Search the records for "which" and copy each line that holds it.
════════════════
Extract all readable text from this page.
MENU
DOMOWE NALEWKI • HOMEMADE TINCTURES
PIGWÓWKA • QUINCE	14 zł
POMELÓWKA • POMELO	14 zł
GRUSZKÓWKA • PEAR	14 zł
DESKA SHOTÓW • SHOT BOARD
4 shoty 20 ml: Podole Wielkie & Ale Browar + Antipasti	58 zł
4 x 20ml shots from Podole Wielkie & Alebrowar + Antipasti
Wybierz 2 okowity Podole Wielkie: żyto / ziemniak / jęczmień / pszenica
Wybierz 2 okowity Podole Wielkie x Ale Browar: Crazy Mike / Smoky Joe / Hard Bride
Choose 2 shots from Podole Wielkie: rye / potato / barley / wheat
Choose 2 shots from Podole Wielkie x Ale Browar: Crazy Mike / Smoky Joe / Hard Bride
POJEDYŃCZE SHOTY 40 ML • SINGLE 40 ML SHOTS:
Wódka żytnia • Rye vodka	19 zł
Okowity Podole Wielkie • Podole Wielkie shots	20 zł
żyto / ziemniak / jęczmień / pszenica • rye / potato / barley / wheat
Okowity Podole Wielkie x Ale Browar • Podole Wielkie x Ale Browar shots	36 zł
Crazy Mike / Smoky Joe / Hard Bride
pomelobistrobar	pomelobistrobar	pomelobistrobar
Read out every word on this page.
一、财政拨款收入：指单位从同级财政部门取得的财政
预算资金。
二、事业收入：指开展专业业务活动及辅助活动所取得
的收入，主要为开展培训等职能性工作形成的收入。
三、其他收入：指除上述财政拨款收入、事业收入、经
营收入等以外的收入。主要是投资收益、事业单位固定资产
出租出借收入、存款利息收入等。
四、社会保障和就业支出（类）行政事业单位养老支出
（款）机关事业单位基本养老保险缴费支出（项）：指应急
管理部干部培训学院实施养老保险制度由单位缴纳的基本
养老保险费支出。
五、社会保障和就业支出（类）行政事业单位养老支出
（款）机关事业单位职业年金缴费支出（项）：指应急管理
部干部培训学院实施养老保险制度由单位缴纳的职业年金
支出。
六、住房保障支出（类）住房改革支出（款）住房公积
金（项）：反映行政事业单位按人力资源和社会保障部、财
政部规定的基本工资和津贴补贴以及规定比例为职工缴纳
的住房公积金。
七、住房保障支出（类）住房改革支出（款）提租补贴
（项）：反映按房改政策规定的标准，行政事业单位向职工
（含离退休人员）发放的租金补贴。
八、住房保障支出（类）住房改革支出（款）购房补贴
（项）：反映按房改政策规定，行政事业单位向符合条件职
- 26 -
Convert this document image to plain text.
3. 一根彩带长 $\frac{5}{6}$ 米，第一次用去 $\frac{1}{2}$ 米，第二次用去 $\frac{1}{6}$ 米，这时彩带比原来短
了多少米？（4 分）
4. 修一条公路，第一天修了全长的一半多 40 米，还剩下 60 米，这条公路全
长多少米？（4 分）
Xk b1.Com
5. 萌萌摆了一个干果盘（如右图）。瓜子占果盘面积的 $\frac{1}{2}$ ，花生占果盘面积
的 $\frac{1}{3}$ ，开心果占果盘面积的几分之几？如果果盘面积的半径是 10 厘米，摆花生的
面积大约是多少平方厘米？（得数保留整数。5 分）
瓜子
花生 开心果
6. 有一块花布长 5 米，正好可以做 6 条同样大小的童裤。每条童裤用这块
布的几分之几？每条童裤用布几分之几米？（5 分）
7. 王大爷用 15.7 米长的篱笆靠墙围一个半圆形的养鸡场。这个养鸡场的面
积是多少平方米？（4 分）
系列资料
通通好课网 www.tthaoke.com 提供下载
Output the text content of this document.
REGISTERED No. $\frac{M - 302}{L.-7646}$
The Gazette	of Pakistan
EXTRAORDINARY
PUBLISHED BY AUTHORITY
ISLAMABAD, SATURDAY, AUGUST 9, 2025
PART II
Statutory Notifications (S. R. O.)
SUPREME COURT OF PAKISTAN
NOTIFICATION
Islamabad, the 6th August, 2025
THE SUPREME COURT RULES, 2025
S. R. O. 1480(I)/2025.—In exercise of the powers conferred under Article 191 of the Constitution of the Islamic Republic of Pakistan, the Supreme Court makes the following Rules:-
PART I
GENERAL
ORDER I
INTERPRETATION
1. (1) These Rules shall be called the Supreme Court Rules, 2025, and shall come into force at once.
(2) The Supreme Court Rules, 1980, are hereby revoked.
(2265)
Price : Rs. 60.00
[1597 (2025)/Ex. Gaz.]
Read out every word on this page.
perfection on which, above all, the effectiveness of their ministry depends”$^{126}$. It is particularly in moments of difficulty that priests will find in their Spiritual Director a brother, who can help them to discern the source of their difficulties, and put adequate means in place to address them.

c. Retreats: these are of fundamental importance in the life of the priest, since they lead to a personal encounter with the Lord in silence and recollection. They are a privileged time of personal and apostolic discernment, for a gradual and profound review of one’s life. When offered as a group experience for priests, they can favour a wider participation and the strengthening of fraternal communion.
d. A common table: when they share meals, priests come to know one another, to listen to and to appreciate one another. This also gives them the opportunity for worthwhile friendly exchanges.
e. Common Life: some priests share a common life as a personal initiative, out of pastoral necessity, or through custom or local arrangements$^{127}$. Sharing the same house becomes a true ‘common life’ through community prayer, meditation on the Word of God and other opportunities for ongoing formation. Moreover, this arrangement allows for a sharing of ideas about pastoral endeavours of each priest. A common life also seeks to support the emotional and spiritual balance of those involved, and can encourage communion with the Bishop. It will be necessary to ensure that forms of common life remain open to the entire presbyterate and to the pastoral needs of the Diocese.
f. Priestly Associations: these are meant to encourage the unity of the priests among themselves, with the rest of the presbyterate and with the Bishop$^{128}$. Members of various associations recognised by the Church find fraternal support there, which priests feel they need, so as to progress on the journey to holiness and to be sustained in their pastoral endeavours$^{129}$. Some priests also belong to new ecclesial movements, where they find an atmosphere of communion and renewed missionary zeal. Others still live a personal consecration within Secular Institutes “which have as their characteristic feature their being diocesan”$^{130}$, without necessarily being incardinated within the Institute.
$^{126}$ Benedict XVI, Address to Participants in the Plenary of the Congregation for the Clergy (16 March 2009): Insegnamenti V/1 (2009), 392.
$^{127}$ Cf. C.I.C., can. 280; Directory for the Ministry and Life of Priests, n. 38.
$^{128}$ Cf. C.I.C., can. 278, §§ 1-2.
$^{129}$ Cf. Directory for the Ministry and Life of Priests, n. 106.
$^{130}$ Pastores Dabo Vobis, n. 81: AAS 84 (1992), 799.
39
════════════════
◆ Reply
perfection on which, above all, the effectiveness of their ministry depends”$^{126}$. It is particularly in moments of difficulty that priests will find in their Spiritual Director a brother, who can help them to discern the source of their difficulties, and put adequate means in place to address them.
f. Priestly Associations: these are meant to encourage the unity of the priests among themselves, with the rest of the presbyterate and with the Bishop$^{128}$. Members of various associations recognised by the Church find fraternal support there, which priests feel they need, so as to progress on the journey to holiness and to be sustained in their pastoral endeavours$^{129}$. Some priests also belong to new ecclesial movements, where they find an atmosphere of communion and renewed missionary zeal. Others still live a personal consecration within Secular Institutes “which have as their characteristic feature their being diocesan”$^{130}$, without necessarily being incardinated within the Institute.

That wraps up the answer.